- **Exercise goal**
Only a number is wanted. Count the lines holding the string "Positions".

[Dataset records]
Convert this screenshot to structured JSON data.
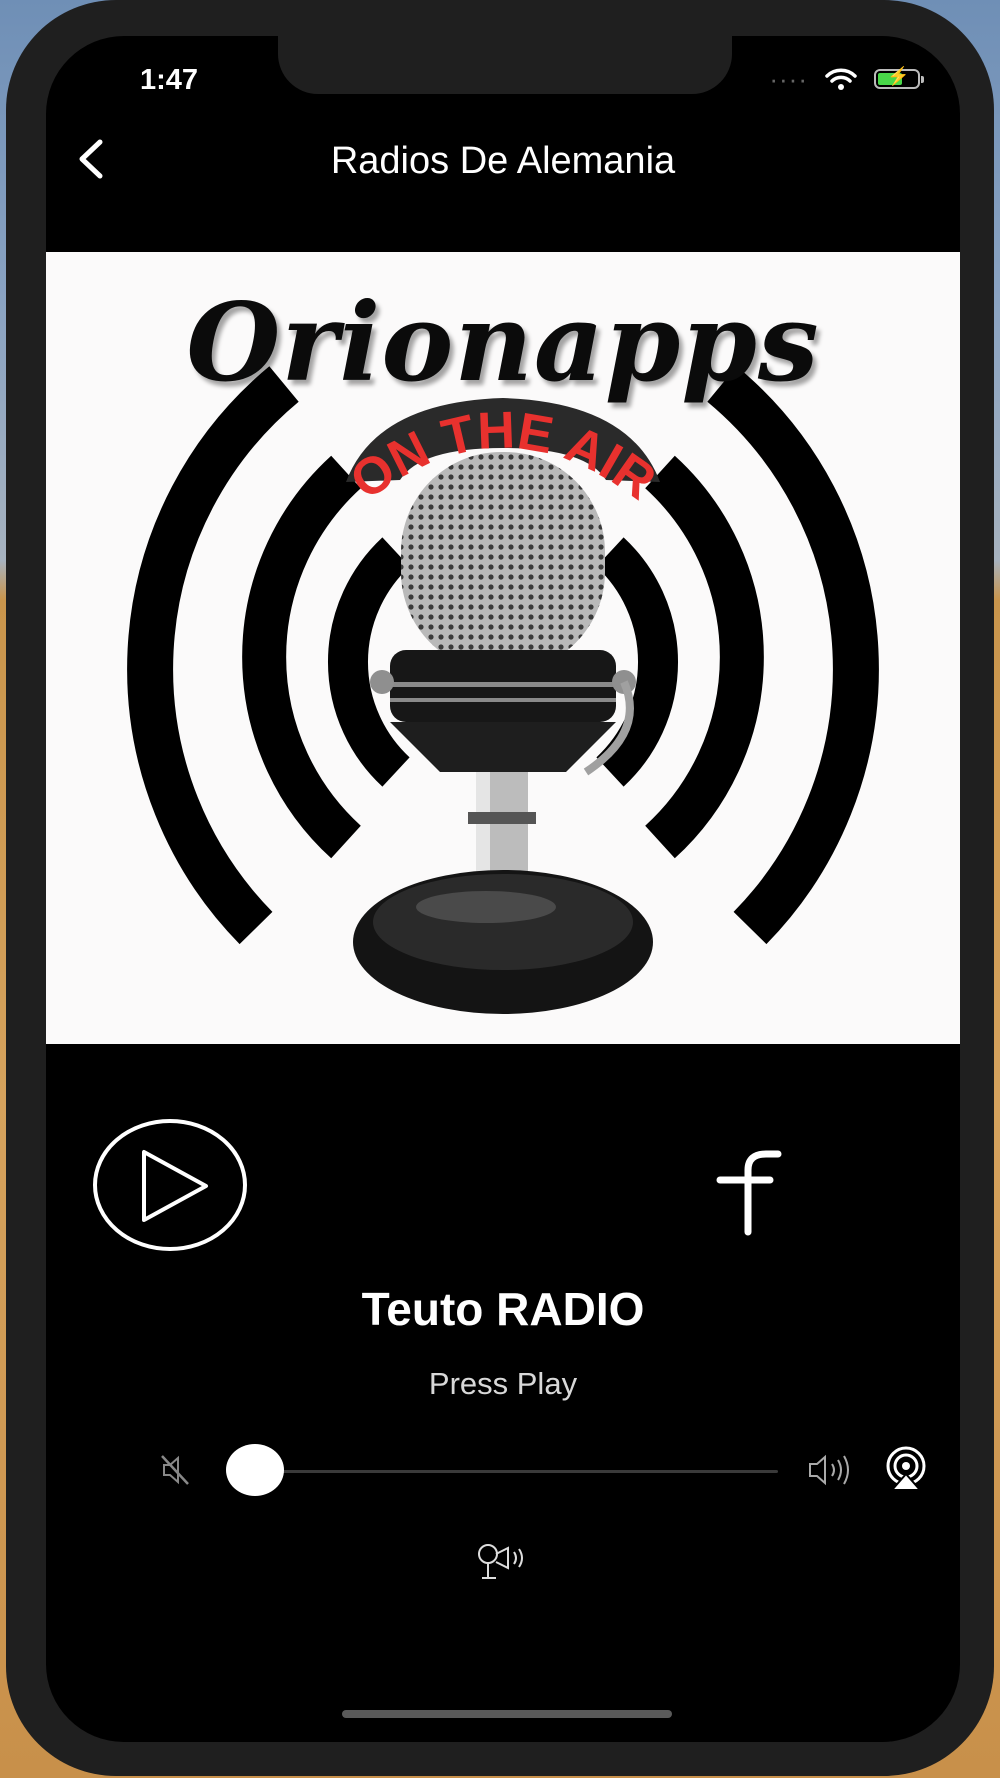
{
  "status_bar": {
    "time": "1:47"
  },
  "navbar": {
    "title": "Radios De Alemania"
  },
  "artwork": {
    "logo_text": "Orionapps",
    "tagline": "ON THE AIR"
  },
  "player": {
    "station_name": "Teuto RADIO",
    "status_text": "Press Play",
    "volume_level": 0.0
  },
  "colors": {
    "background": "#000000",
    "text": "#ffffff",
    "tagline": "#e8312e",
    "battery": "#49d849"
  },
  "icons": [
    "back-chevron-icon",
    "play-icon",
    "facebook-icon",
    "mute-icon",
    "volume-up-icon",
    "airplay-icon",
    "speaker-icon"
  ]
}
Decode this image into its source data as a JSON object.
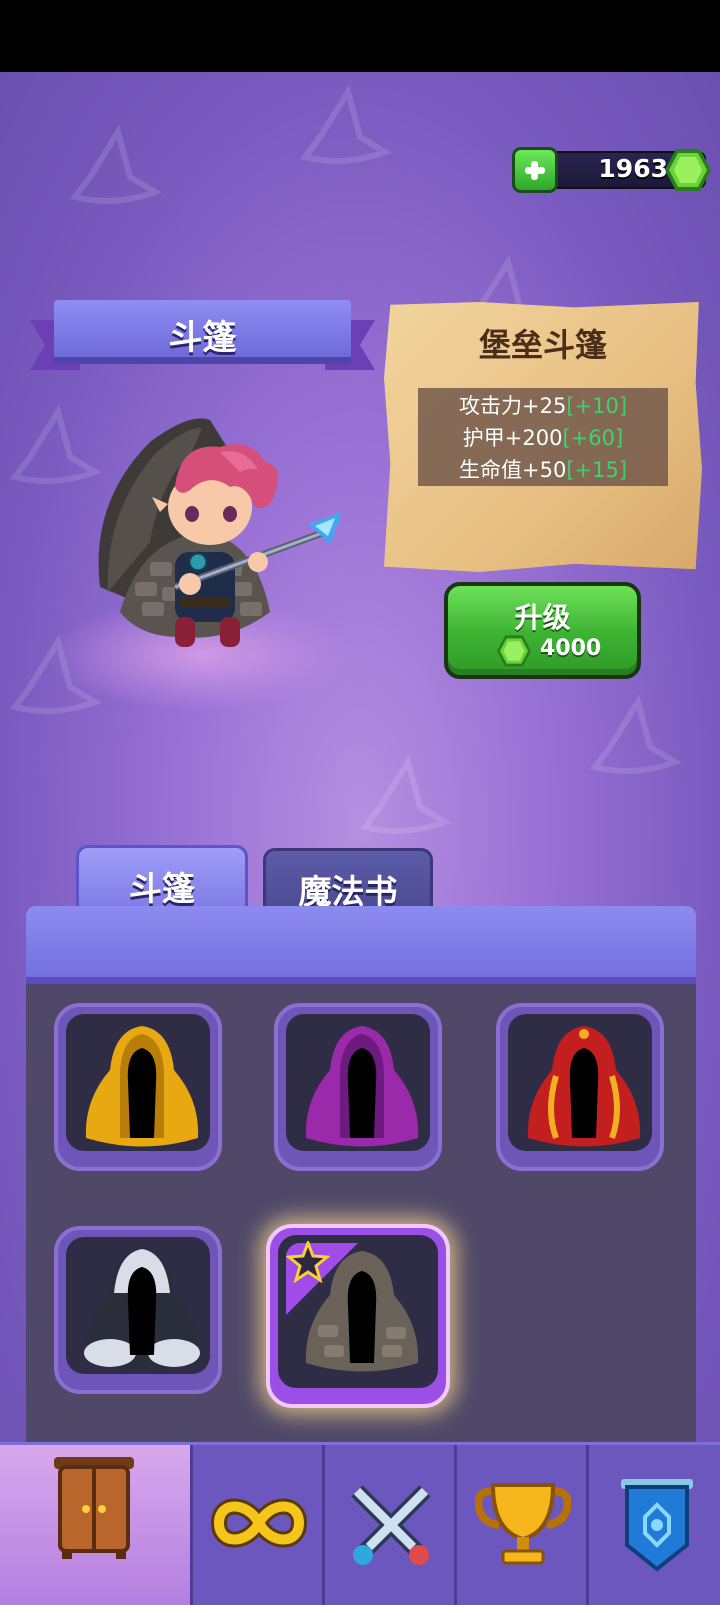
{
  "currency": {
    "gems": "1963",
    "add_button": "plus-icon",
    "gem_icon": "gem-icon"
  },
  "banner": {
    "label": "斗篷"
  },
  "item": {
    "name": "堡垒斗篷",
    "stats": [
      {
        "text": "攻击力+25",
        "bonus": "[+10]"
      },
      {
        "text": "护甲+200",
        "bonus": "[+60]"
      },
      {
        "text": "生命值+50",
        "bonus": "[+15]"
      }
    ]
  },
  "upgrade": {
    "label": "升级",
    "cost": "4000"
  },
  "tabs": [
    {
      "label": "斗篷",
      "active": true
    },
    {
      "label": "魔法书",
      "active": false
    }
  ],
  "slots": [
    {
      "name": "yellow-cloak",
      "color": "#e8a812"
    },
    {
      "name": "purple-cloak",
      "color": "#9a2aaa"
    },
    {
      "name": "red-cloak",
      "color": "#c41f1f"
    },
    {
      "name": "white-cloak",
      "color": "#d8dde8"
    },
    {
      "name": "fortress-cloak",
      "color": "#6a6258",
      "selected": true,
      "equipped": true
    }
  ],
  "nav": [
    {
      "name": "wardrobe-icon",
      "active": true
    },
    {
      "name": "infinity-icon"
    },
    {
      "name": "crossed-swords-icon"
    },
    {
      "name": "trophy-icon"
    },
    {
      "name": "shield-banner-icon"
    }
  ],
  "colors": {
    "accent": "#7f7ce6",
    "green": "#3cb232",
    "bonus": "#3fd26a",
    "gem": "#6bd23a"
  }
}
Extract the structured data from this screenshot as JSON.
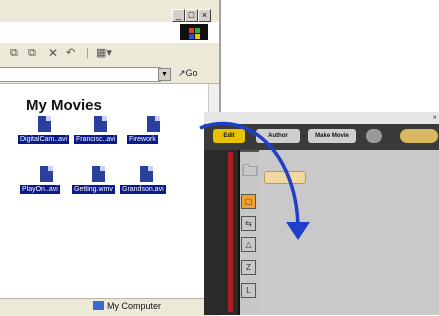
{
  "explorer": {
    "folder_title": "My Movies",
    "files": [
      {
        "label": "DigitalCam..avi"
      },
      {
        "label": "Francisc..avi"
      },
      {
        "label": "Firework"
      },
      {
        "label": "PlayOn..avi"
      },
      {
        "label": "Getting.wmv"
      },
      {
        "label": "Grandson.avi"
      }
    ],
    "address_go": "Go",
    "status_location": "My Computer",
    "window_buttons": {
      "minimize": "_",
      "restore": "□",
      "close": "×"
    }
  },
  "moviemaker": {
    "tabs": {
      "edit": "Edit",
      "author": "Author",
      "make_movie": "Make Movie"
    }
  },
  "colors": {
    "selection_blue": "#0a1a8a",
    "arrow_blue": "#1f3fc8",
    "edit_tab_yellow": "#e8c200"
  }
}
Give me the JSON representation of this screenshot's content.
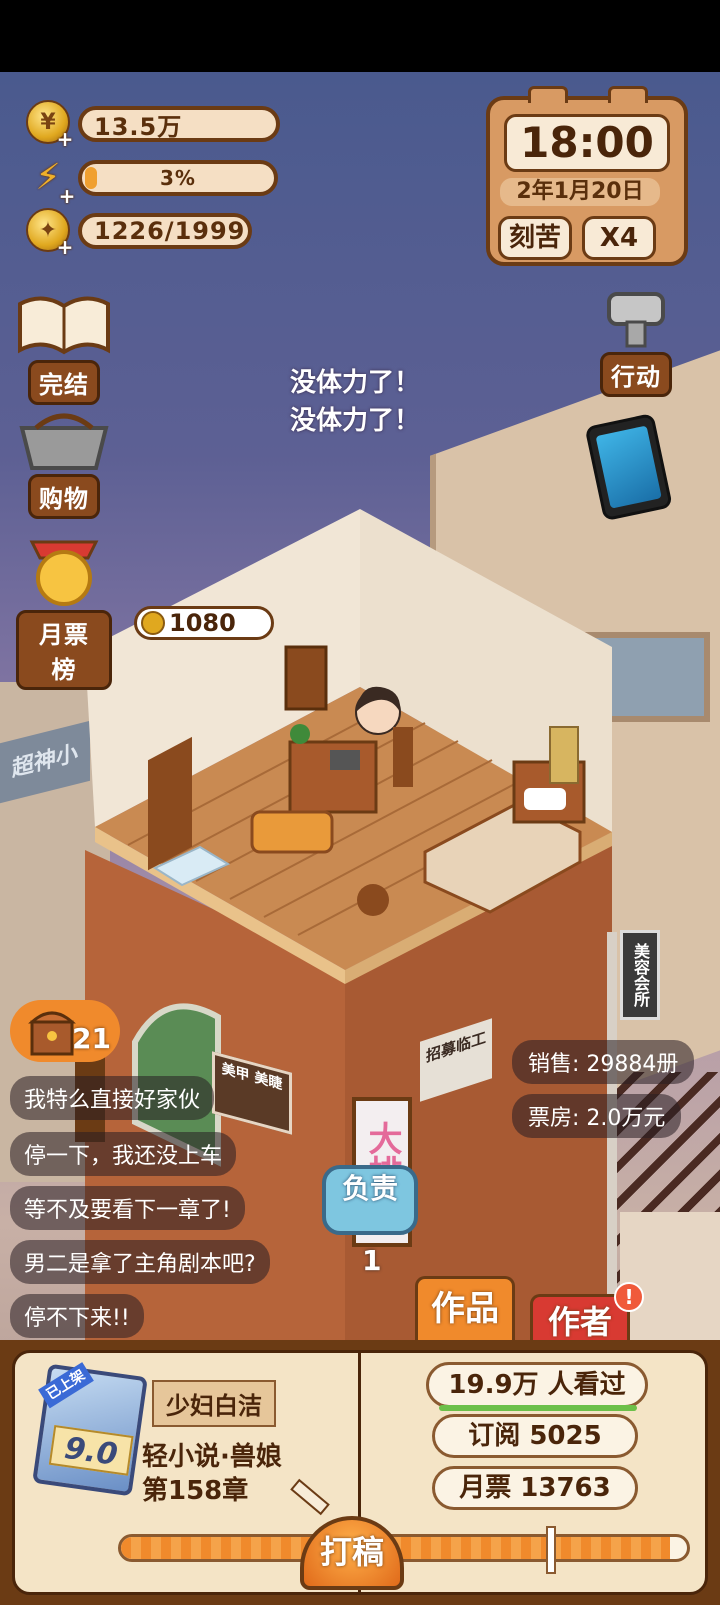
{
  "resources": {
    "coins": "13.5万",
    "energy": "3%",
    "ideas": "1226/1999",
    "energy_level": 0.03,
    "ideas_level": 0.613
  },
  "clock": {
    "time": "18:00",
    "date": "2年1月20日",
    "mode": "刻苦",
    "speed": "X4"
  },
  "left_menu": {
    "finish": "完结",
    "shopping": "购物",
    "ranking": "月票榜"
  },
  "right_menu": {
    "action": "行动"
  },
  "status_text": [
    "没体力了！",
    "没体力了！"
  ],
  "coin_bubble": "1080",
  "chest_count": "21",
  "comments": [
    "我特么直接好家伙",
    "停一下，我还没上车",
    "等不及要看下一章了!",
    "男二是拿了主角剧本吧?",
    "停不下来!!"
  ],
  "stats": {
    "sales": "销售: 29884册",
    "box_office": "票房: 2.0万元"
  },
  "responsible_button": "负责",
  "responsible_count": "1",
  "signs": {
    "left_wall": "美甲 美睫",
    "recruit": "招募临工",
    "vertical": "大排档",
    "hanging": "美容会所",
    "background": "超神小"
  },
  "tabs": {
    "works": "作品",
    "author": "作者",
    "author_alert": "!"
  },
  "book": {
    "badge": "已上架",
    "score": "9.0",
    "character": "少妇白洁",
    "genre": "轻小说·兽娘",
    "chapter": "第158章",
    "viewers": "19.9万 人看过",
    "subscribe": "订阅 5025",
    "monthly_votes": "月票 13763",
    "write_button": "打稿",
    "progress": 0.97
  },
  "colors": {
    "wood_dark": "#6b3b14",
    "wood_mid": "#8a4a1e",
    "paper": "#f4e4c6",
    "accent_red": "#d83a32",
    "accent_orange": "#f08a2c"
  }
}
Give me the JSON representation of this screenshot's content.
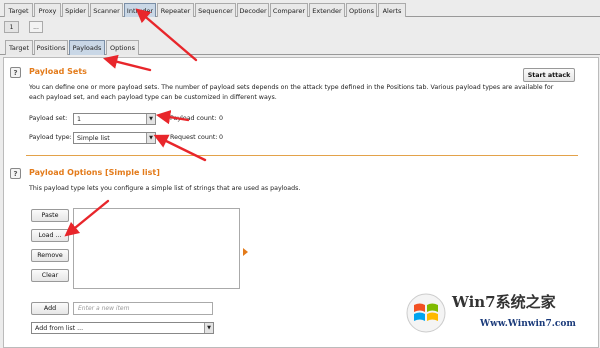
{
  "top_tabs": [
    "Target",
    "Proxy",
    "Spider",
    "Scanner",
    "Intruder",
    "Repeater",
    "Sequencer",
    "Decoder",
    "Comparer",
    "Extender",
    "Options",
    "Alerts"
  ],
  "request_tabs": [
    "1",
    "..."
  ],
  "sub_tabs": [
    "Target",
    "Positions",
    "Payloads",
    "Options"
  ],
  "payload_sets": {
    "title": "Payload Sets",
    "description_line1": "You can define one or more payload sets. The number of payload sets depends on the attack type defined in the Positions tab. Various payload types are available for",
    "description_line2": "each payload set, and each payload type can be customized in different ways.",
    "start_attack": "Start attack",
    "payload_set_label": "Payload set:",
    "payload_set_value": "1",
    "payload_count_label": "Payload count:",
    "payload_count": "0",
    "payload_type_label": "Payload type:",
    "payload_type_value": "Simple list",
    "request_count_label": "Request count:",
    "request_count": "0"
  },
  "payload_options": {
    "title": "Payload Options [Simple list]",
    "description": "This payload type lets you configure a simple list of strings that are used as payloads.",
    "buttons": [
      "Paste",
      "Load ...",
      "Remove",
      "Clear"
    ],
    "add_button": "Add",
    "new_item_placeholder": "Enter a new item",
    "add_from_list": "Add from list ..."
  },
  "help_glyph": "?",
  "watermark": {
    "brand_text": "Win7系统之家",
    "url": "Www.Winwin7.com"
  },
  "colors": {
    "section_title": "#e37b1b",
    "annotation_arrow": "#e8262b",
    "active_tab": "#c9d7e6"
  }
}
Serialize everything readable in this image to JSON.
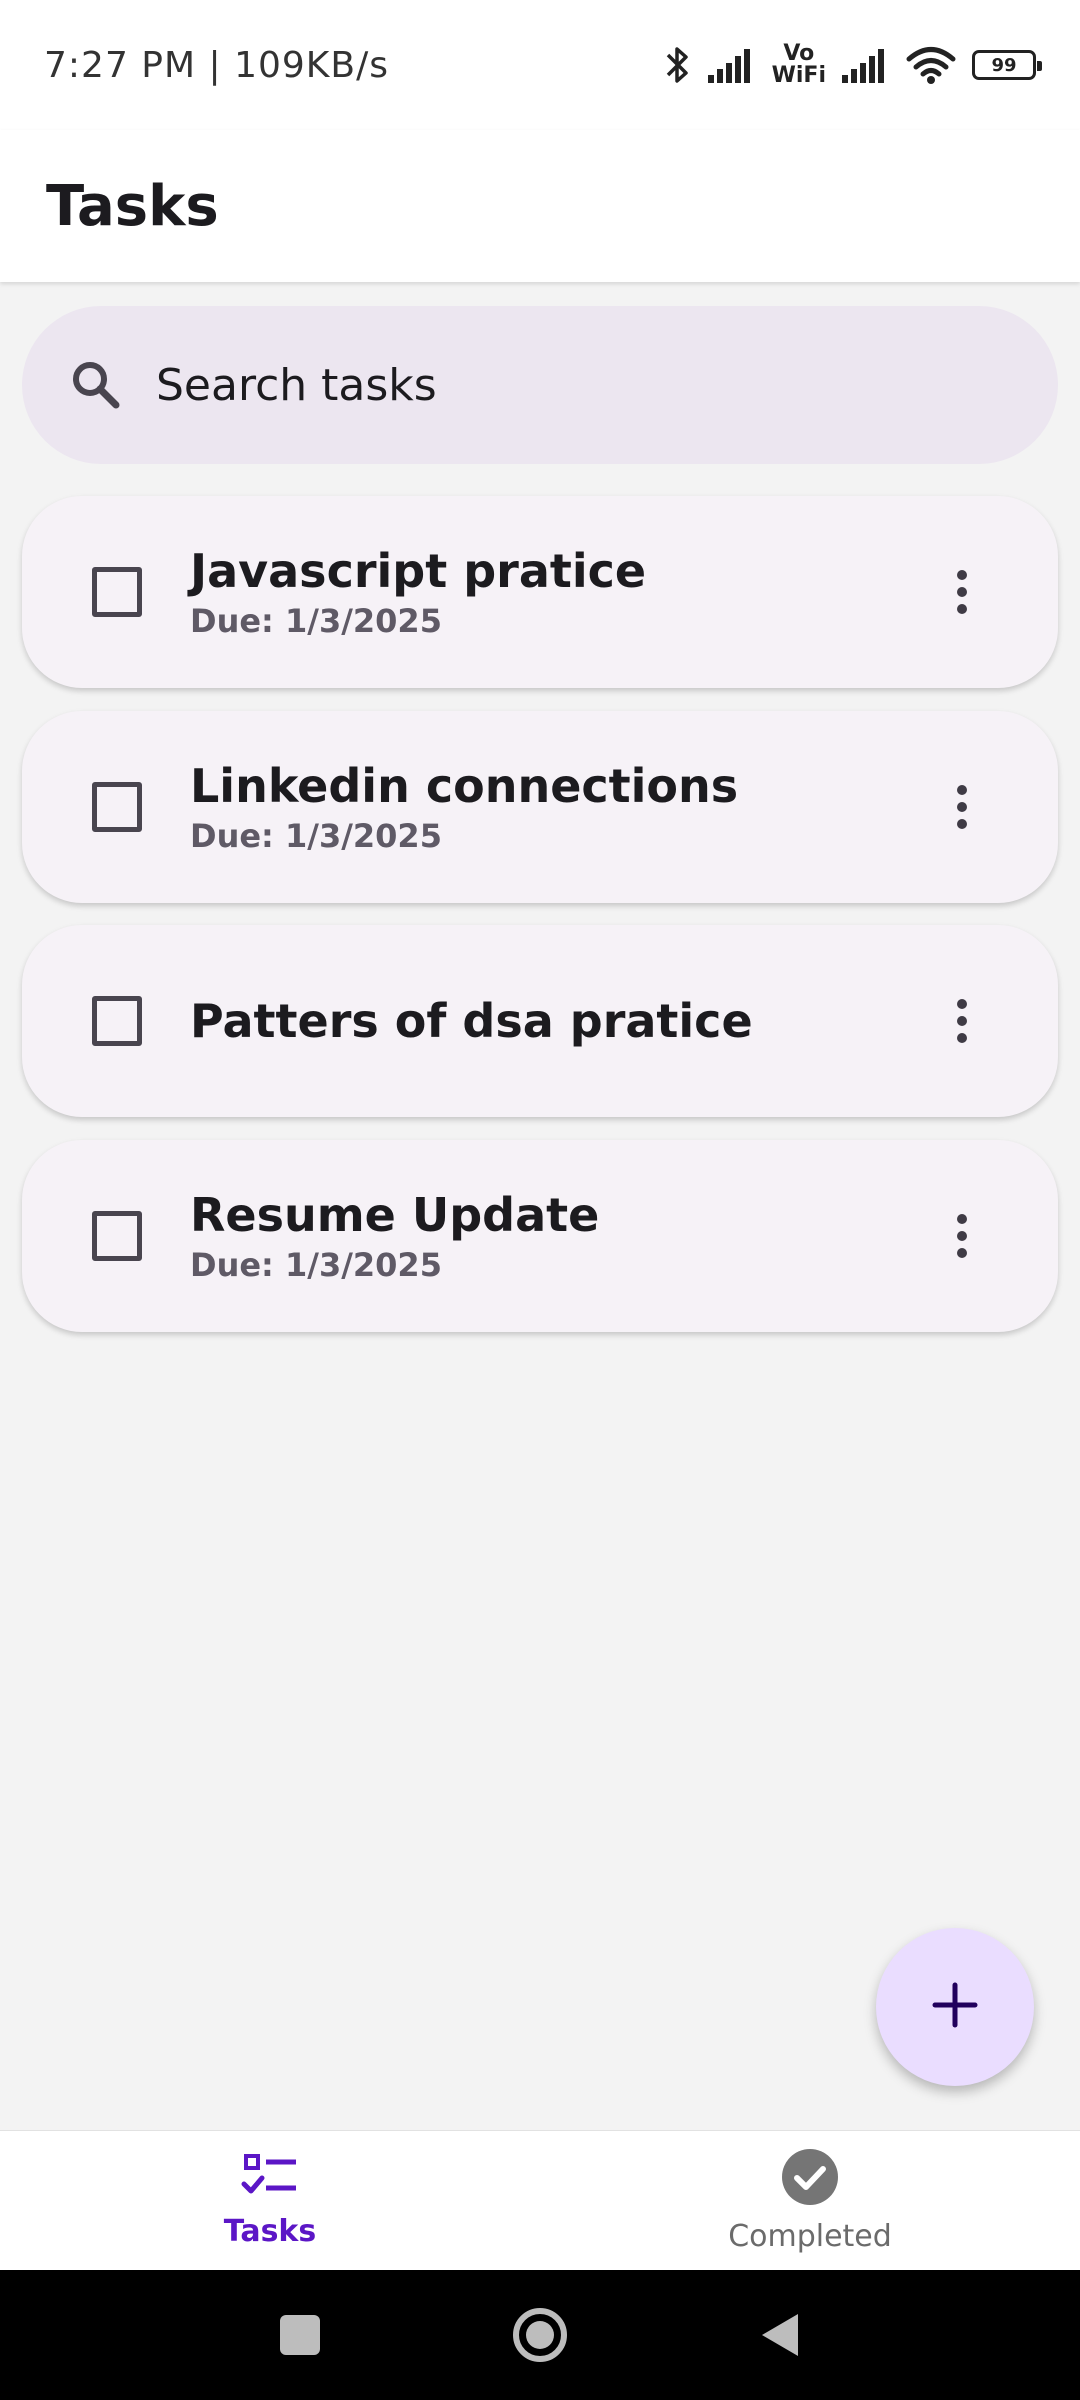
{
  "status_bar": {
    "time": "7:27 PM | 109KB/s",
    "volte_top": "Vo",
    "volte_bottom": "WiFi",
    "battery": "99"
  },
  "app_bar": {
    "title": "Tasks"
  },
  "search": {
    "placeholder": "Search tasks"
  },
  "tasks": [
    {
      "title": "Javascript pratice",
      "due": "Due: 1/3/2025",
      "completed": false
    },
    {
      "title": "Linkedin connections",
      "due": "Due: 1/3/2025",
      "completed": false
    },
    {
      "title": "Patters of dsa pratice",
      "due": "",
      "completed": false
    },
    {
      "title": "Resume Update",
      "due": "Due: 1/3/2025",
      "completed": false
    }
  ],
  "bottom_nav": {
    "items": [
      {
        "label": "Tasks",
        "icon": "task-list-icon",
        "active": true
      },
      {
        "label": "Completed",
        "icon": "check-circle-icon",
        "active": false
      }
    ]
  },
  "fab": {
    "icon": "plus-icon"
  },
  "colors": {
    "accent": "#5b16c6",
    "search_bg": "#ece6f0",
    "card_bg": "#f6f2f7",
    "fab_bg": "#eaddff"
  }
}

- **The result**
2